◆ Items from a figure collection:

◆ ◆ ◆ ◆ ◆ ◆ ◆

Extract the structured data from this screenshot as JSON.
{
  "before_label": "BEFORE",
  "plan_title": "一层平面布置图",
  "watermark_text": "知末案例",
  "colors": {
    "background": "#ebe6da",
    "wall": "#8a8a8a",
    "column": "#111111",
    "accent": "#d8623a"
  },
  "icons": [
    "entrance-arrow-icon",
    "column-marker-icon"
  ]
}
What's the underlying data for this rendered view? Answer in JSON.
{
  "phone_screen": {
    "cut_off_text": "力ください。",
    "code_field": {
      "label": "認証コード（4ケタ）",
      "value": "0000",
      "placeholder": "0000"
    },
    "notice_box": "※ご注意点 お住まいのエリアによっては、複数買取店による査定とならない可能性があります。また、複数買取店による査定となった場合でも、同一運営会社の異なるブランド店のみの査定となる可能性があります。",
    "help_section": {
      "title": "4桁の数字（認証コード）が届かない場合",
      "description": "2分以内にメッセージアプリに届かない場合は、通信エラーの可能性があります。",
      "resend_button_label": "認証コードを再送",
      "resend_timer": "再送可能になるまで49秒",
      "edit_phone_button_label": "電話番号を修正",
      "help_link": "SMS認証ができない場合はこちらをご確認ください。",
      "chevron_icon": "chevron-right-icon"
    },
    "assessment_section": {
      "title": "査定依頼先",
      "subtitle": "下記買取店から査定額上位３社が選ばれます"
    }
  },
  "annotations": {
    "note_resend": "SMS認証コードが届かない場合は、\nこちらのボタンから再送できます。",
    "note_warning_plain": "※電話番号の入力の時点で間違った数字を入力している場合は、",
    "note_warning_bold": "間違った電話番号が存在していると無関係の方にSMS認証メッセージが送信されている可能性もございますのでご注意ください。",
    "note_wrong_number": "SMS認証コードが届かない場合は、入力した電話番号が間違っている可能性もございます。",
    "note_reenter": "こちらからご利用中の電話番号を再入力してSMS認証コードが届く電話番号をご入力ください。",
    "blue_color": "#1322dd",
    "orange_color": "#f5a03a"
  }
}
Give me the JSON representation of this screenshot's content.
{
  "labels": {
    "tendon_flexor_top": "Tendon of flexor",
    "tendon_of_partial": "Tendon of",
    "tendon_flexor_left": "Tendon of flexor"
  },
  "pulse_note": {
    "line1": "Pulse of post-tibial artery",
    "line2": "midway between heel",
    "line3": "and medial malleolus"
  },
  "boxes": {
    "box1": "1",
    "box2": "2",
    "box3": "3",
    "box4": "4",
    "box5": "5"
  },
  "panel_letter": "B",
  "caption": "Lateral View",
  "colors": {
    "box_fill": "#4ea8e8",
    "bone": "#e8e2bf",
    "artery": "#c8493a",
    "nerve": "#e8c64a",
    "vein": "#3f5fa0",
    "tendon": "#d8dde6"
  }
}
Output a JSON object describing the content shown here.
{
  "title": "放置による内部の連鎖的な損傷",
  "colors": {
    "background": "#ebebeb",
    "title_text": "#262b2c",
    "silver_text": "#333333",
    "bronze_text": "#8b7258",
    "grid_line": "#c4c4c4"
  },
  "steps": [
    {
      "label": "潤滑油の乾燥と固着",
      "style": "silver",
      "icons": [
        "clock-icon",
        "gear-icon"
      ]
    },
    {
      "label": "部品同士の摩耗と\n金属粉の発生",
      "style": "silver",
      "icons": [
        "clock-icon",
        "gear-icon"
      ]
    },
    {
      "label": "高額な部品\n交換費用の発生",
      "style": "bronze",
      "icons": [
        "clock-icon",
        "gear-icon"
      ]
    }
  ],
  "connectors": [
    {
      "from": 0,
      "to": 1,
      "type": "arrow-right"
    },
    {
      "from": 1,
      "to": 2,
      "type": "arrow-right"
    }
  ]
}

◆ ◆ ◆ ◆ ◆ ◆ ◆

◆ INSTRUCTION: The records above should all be quoted exactly, please.

◆ WRITTEN SOLUTION:
Extract the structured data from this screenshot as JSON.
{
  "before_label": "BEFORE",
  "plan_title": "一层平面布置图",
  "watermark_text": "知末案例",
  "colors": {
    "background": "#ebe6da",
    "wall": "#8a8a8a",
    "column": "#111111",
    "accent": "#d8623a"
  },
  "icons": [
    "entrance-arrow-icon",
    "column-marker-icon"
  ]
}
What's the underlying data for this rendered view? Answer in JSON.
{
  "phone_screen": {
    "cut_off_text": "力ください。",
    "code_field": {
      "label": "認証コード（4ケタ）",
      "value": "0000",
      "placeholder": "0000"
    },
    "notice_box": "※ご注意点 お住まいのエリアによっては、複数買取店による査定とならない可能性があります。また、複数買取店による査定となった場合でも、同一運営会社の異なるブランド店のみの査定となる可能性があります。",
    "help_section": {
      "title": "4桁の数字（認証コード）が届かない場合",
      "description": "2分以内にメッセージアプリに届かない場合は、通信エラーの可能性があります。",
      "resend_button_label": "認証コードを再送",
      "resend_timer": "再送可能になるまで49秒",
      "edit_phone_button_label": "電話番号を修正",
      "help_link": "SMS認証ができない場合はこちらをご確認ください。",
      "chevron_icon": "chevron-right-icon"
    },
    "assessment_section": {
      "title": "査定依頼先",
      "subtitle": "下記買取店から査定額上位３社が選ばれます"
    }
  },
  "annotations": {
    "note_resend": "SMS認証コードが届かない場合は、\nこちらのボタンから再送できます。",
    "note_warning_plain": "※電話番号の入力の時点で間違った数字を入力している場合は、",
    "note_warning_bold": "間違った電話番号が存在していると無関係の方にSMS認証メッセージが送信されている可能性もございますのでご注意ください。",
    "note_wrong_number": "SMS認証コードが届かない場合は、入力した電話番号が間違っている可能性もございます。",
    "note_reenter": "こちらからご利用中の電話番号を再入力してSMS認証コードが届く電話番号をご入力ください。",
    "blue_color": "#1322dd",
    "orange_color": "#f5a03a"
  }
}
Give me the JSON representation of this screenshot's content.
{
  "labels": {
    "tendon_flexor_top": "Tendon of flexor",
    "tendon_of_partial": "Tendon of",
    "tendon_flexor_left": "Tendon of flexor"
  },
  "pulse_note": {
    "line1": "Pulse of post-tibial artery",
    "line2": "midway between heel",
    "line3": "and medial malleolus"
  },
  "boxes": {
    "box1": "1",
    "box2": "2",
    "box3": "3",
    "box4": "4",
    "box5": "5"
  },
  "panel_letter": "B",
  "caption": "Lateral View",
  "colors": {
    "box_fill": "#4ea8e8",
    "bone": "#e8e2bf",
    "artery": "#c8493a",
    "nerve": "#e8c64a",
    "vein": "#3f5fa0",
    "tendon": "#d8dde6"
  }
}
Output a JSON object describing the content shown here.
{
  "title": "放置による内部の連鎖的な損傷",
  "colors": {
    "background": "#ebebeb",
    "title_text": "#262b2c",
    "silver_text": "#333333",
    "bronze_text": "#8b7258",
    "grid_line": "#c4c4c4"
  },
  "steps": [
    {
      "label": "潤滑油の乾燥と固着",
      "style": "silver",
      "icons": [
        "clock-icon",
        "gear-icon"
      ]
    },
    {
      "label": "部品同士の摩耗と\n金属粉の発生",
      "style": "silver",
      "icons": [
        "clock-icon",
        "gear-icon"
      ]
    },
    {
      "label": "高額な部品\n交換費用の発生",
      "style": "bronze",
      "icons": [
        "clock-icon",
        "gear-icon"
      ]
    }
  ],
  "connectors": [
    {
      "from": 0,
      "to": 1,
      "type": "arrow-right"
    },
    {
      "from": 1,
      "to": 2,
      "type": "arrow-right"
    }
  ]
}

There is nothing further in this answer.